:: DATA ROWS ::

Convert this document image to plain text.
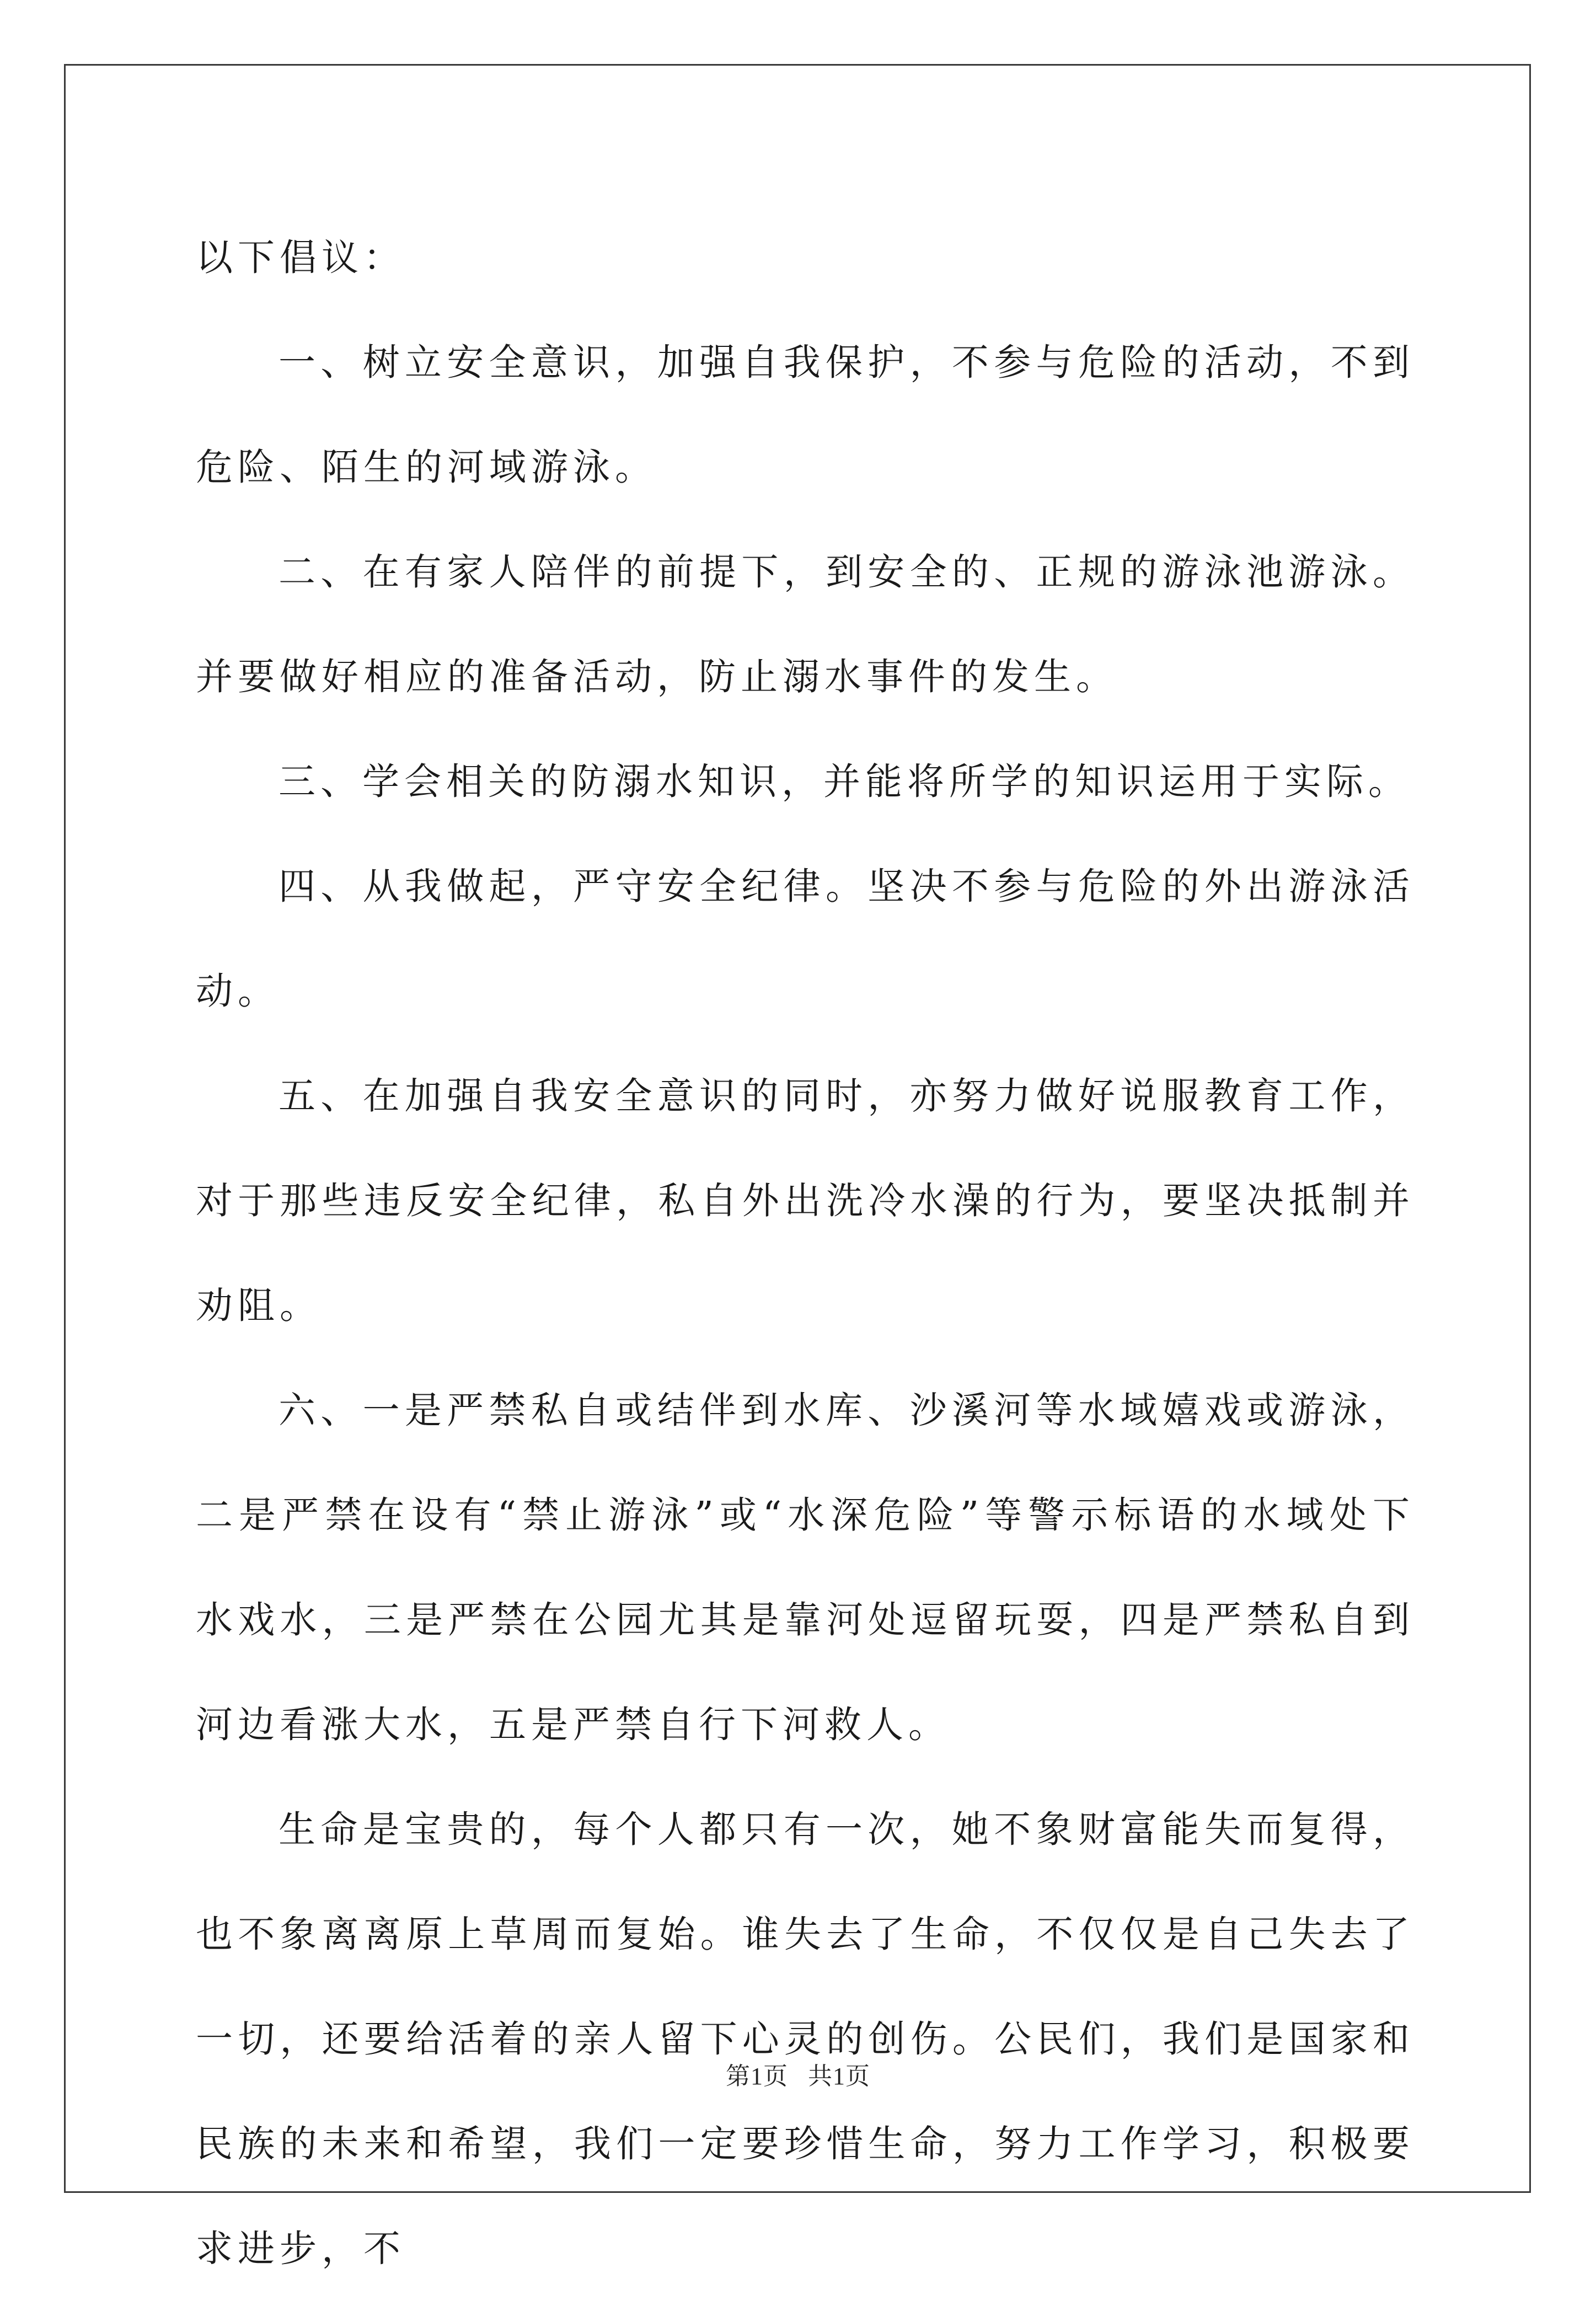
以下倡议：

一、树立安全意识，加强自我保护，不参与危险的活动，不到危险、陌生的河域游泳。

二、在有家人陪伴的前提下，到安全的、正规的游泳池游泳。并要做好相应的准备活动，防止溺水事件的发生。

三、学会相关的防溺水知识，并能将所学的知识运用于实际。

四、从我做起，严守安全纪律。坚决不参与危险的外出游泳活动。

五、在加强自我安全意识的同时，亦努力做好说服教育工作，对于那些违反安全纪律，私自外出洗冷水澡的行为，要坚决抵制并劝阻。

六、一是严禁私自或结伴到水库、沙溪河等水域嬉戏或游泳，二是严禁在设有“禁止游泳”或“水深危险”等警示标语的水域处下水戏水，三是严禁在公园尤其是靠河处逗留玩耍，四是严禁私自到河边看涨大水，五是严禁自行下河救人。

生命是宝贵的，每个人都只有一次，她不象财富能失而复得，也不象离离原上草周而复始。谁失去了生命，不仅仅是自己失去了一切，还要给活着的亲人留下心灵的创伤。公民们，我们是国家和民族的未来和希望，我们一定要珍惜生命，努力工作学习，积极要求进步，不

第1页 共1页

:::

Repeat the records above exactly, leaving out any pictures they contain.

## COMPLETED EXERCISE
Convert this document image to plain text.
以下倡议：

一、树立安全意识，加强自我保护，不参与危险的活动，不到危险、陌生的河域游泳。

二、在有家人陪伴的前提下，到安全的、正规的游泳池游泳。并要做好相应的准备活动，防止溺水事件的发生。

三、学会相关的防溺水知识，并能将所学的知识运用于实际。

四、从我做起，严守安全纪律。坚决不参与危险的外出游泳活动。

五、在加强自我安全意识的同时，亦努力做好说服教育工作，对于那些违反安全纪律，私自外出洗冷水澡的行为，要坚决抵制并劝阻。

六、一是严禁私自或结伴到水库、沙溪河等水域嬉戏或游泳，二是严禁在设有“禁止游泳”或“水深危险”等警示标语的水域处下水戏水，三是严禁在公园尤其是靠河处逗留玩耍，四是严禁私自到河边看涨大水，五是严禁自行下河救人。

生命是宝贵的，每个人都只有一次，她不象财富能失而复得，也不象离离原上草周而复始。谁失去了生命，不仅仅是自己失去了一切，还要给活着的亲人留下心灵的创伤。公民们，我们是国家和民族的未来和希望，我们一定要珍惜生命，努力工作学习，积极要求进步，不

第1页 共1页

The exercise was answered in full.